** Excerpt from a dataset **

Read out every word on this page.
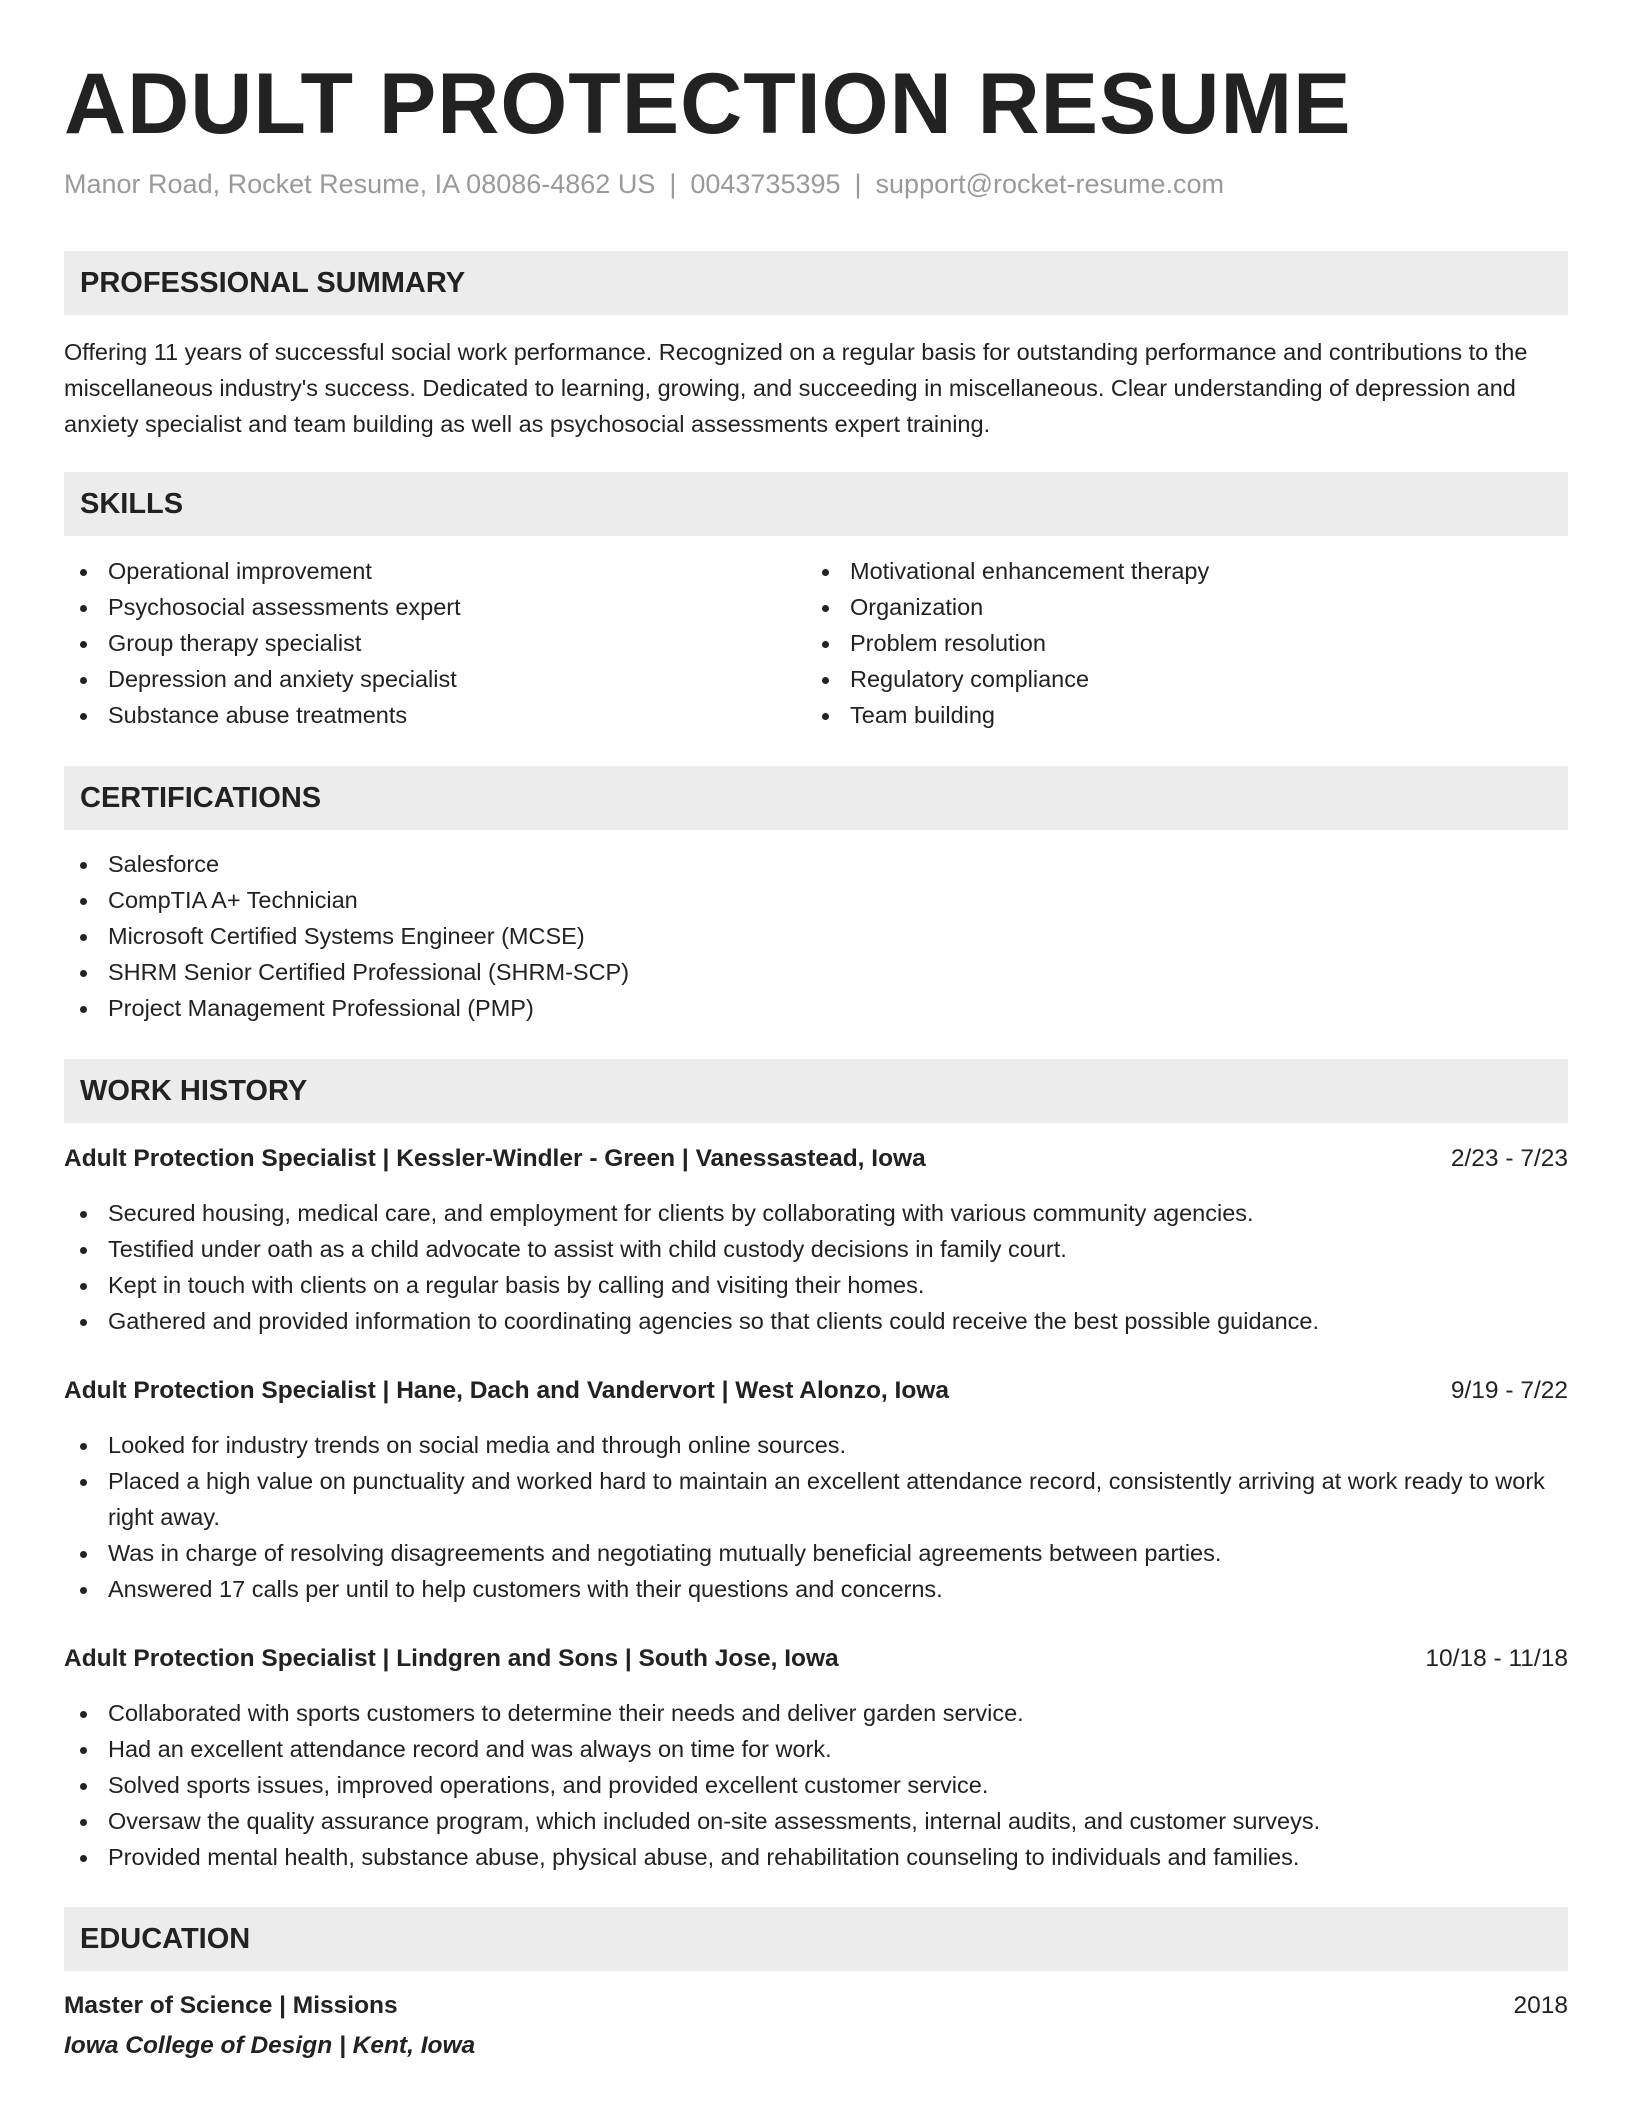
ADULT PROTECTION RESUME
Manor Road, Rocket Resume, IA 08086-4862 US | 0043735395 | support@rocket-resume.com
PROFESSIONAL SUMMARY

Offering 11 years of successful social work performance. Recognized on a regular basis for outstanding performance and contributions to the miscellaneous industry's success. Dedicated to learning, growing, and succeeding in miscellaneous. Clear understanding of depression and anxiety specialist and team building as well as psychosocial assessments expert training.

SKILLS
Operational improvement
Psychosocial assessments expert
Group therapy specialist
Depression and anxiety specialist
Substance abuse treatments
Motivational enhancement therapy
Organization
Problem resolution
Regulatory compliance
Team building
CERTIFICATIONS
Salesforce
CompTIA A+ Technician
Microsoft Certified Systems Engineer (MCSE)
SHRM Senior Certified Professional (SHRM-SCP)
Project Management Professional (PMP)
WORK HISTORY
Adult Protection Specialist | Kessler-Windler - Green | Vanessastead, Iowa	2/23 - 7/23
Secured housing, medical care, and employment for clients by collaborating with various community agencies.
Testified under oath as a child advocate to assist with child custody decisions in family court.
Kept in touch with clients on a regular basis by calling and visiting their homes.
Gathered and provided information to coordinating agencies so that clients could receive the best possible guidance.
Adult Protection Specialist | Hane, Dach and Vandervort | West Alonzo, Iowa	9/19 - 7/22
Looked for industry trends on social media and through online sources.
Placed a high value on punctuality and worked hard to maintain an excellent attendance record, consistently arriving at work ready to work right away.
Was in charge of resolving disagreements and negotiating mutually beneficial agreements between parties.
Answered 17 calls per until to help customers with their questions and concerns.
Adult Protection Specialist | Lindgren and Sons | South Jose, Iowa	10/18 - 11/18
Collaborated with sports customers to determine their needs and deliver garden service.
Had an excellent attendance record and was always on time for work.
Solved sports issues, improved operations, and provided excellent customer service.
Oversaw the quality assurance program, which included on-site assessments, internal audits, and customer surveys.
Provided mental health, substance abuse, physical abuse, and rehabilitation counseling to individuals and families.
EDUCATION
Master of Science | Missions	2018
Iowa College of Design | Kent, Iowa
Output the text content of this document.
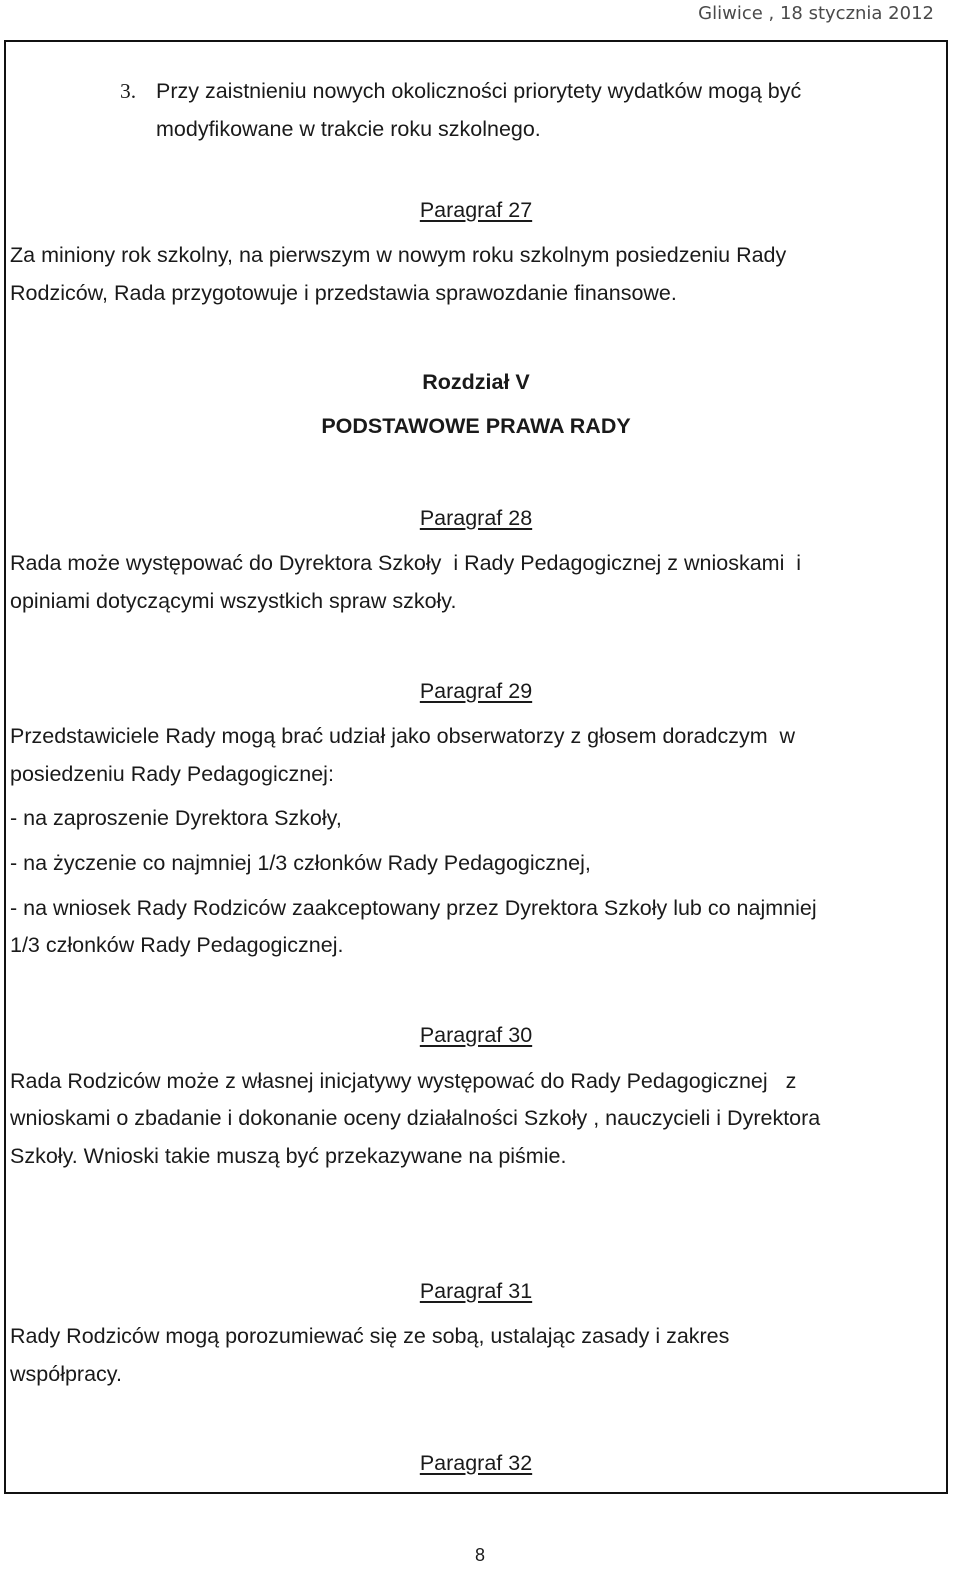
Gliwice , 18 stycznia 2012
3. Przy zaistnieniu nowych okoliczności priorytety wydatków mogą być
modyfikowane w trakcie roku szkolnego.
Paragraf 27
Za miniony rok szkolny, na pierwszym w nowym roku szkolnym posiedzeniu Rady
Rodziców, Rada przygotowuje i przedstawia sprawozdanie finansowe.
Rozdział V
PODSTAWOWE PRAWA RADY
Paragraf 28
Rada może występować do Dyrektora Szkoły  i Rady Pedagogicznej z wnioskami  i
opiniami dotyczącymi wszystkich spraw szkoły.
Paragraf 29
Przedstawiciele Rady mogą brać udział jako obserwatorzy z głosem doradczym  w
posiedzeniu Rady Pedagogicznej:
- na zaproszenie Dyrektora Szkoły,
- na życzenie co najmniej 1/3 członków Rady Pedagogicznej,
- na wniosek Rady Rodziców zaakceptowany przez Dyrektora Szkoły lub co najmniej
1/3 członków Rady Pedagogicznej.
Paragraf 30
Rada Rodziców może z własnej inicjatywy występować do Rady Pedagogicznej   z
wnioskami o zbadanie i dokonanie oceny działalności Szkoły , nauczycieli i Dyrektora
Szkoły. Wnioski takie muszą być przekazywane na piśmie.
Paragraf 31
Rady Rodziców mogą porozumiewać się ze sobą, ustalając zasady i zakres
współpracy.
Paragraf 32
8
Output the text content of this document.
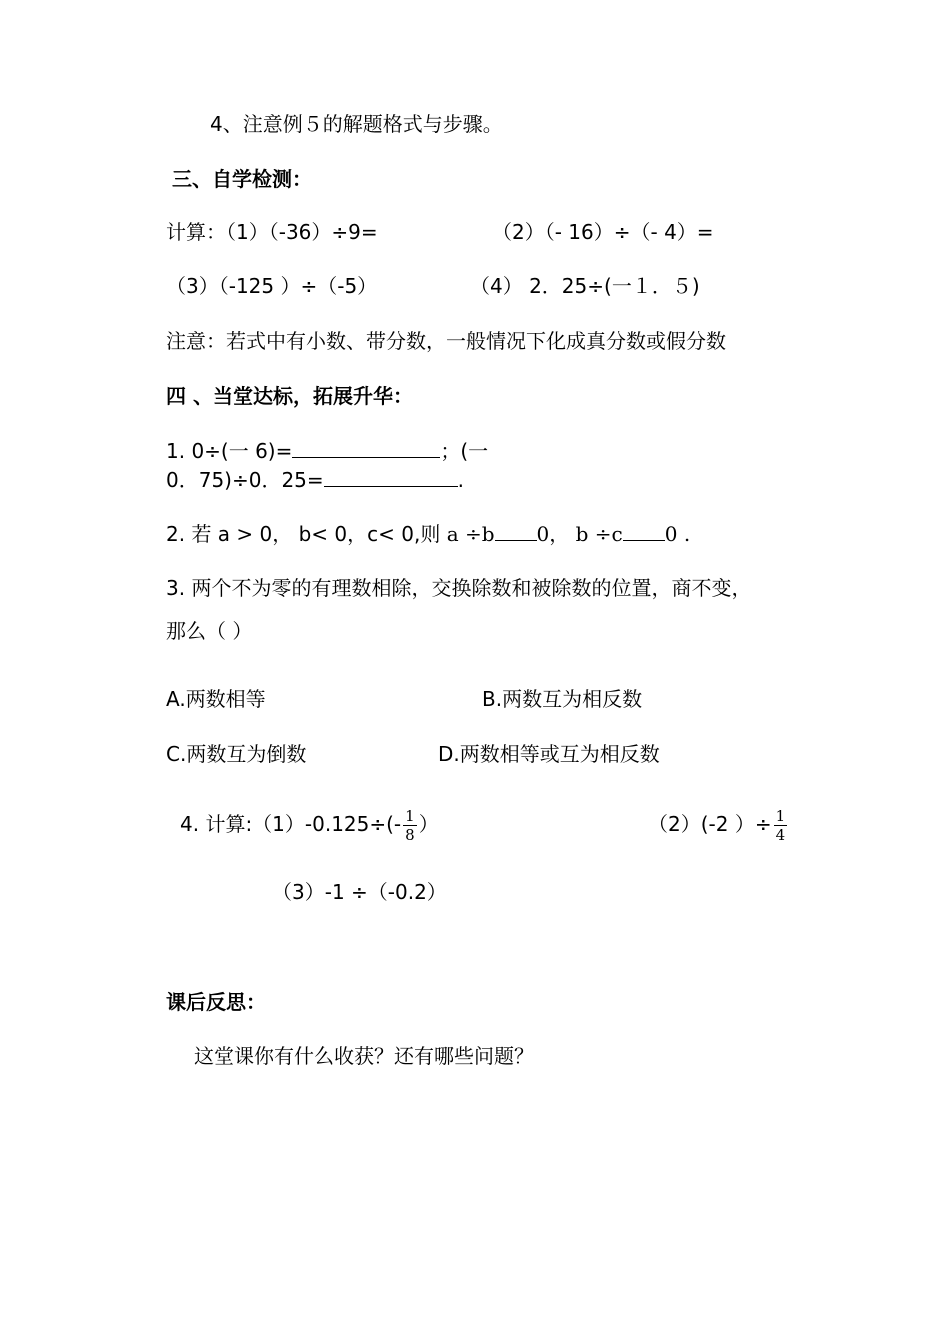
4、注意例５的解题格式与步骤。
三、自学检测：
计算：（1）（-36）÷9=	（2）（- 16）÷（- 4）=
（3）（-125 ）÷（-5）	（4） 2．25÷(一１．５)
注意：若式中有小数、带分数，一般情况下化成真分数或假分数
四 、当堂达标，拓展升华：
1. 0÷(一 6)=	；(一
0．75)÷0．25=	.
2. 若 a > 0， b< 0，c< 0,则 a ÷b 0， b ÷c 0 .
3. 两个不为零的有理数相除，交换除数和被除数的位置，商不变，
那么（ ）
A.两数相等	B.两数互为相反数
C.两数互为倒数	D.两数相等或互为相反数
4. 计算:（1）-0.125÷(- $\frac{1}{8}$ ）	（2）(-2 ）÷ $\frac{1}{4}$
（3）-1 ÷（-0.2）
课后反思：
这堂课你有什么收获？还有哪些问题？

** What the exercise asks **
Quote the material word for word, dropping any images it holds.

** Task answer **
Read out every word on this page.
ADULT PROTECTION RESUME
Manor Road, Rocket Resume, IA 08086-4862 US | 0043735395 | support@rocket-resume.com
PROFESSIONAL SUMMARY

Offering 11 years of successful social work performance. Recognized on a regular basis for outstanding performance and contributions to the miscellaneous industry's success. Dedicated to learning, growing, and succeeding in miscellaneous. Clear understanding of depression and anxiety specialist and team building as well as psychosocial assessments expert training.

SKILLS
Operational improvement
Psychosocial assessments expert
Group therapy specialist
Depression and anxiety specialist
Substance abuse treatments
Motivational enhancement therapy
Organization
Problem resolution
Regulatory compliance
Team building
CERTIFICATIONS
Salesforce
CompTIA A+ Technician
Microsoft Certified Systems Engineer (MCSE)
SHRM Senior Certified Professional (SHRM-SCP)
Project Management Professional (PMP)
WORK HISTORY
Adult Protection Specialist | Kessler-Windler - Green | Vanessastead, Iowa	2/23 - 7/23
Secured housing, medical care, and employment for clients by collaborating with various community agencies.
Testified under oath as a child advocate to assist with child custody decisions in family court.
Kept in touch with clients on a regular basis by calling and visiting their homes.
Gathered and provided information to coordinating agencies so that clients could receive the best possible guidance.
Adult Protection Specialist | Hane, Dach and Vandervort | West Alonzo, Iowa	9/19 - 7/22
Looked for industry trends on social media and through online sources.
Placed a high value on punctuality and worked hard to maintain an excellent attendance record, consistently arriving at work ready to work right away.
Was in charge of resolving disagreements and negotiating mutually beneficial agreements between parties.
Answered 17 calls per until to help customers with their questions and concerns.
Adult Protection Specialist | Lindgren and Sons | South Jose, Iowa	10/18 - 11/18
Collaborated with sports customers to determine their needs and deliver garden service.
Had an excellent attendance record and was always on time for work.
Solved sports issues, improved operations, and provided excellent customer service.
Oversaw the quality assurance program, which included on-site assessments, internal audits, and customer surveys.
Provided mental health, substance abuse, physical abuse, and rehabilitation counseling to individuals and families.
EDUCATION
Master of Science | Missions	2018
Iowa College of Design | Kent, Iowa
Output the text content of this document.
Gliwice , 18 stycznia 2012
3. Przy zaistnieniu nowych okoliczności priorytety wydatków mogą być
modyfikowane w trakcie roku szkolnego.
Paragraf 27
Za miniony rok szkolny, na pierwszym w nowym roku szkolnym posiedzeniu Rady
Rodziców, Rada przygotowuje i przedstawia sprawozdanie finansowe.
Rozdział V
PODSTAWOWE PRAWA RADY
Paragraf 28
Rada może występować do Dyrektora Szkoły  i Rady Pedagogicznej z wnioskami  i
opiniami dotyczącymi wszystkich spraw szkoły.
Paragraf 29
Przedstawiciele Rady mogą brać udział jako obserwatorzy z głosem doradczym  w
posiedzeniu Rady Pedagogicznej:
- na zaproszenie Dyrektora Szkoły,
- na życzenie co najmniej 1/3 członków Rady Pedagogicznej,
- na wniosek Rady Rodziców zaakceptowany przez Dyrektora Szkoły lub co najmniej
1/3 członków Rady Pedagogicznej.
Paragraf 30
Rada Rodziców może z własnej inicjatywy występować do Rady Pedagogicznej   z
wnioskami o zbadanie i dokonanie oceny działalności Szkoły , nauczycieli i Dyrektora
Szkoły. Wnioski takie muszą być przekazywane na piśmie.
Paragraf 31
Rady Rodziców mogą porozumiewać się ze sobą, ustalając zasady i zakres
współpracy.
Paragraf 32
8
Output the text content of this document.
4、注意例５的解题格式与步骤。
三、自学检测：
计算：（1）（-36）÷9=	（2）（- 16）÷（- 4）=
（3）（-125 ）÷（-5）	（4） 2．25÷(一１．５)
注意：若式中有小数、带分数，一般情况下化成真分数或假分数
四 、当堂达标，拓展升华：
1. 0÷(一 6)=	；(一
0．75)÷0．25=	.
2. 若 a > 0， b< 0，c< 0,则 a ÷b 0， b ÷c 0 .
3. 两个不为零的有理数相除，交换除数和被除数的位置，商不变，
那么（ ）
A.两数相等	B.两数互为相反数
C.两数互为倒数	D.两数相等或互为相反数
4. 计算:（1）-0.125÷(- $\frac{1}{8}$ ）	（2）(-2 ）÷ $\frac{1}{4}$
（3）-1 ÷（-0.2）
课后反思：
这堂课你有什么收获？还有哪些问题？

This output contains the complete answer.